EXERCISE AIM:
Using the records below, report how many lines hold "OVER", with no extra text.

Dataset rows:
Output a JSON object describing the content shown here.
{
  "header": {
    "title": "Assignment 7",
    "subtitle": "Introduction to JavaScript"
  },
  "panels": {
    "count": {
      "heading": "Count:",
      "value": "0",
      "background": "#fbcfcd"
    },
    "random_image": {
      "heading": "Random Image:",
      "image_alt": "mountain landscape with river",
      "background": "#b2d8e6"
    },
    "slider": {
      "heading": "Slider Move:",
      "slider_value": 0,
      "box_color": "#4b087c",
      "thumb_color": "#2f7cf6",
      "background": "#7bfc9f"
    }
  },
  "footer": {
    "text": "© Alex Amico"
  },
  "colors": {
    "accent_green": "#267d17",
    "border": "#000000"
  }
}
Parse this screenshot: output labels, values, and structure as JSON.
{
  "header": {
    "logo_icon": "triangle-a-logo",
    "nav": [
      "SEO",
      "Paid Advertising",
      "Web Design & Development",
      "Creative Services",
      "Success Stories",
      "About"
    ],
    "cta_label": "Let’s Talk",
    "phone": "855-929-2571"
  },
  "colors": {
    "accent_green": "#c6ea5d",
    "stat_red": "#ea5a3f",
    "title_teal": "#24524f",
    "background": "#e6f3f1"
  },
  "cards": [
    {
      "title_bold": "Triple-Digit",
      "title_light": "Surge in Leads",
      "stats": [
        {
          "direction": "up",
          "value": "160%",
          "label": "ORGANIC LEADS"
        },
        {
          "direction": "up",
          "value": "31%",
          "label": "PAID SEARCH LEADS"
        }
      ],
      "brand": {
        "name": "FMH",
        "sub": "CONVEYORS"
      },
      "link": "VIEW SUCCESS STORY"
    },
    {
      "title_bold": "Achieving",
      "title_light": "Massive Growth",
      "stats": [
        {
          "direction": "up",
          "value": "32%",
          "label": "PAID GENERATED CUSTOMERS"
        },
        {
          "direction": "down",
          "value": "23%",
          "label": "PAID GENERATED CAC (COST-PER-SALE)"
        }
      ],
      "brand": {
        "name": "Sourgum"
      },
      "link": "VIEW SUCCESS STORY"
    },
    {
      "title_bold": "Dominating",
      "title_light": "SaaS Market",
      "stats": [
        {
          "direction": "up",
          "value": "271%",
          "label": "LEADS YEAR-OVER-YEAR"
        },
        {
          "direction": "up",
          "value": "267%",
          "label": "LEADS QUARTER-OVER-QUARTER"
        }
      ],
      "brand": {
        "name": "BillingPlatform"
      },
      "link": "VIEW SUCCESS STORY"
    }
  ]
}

FULL RESPONSE:
2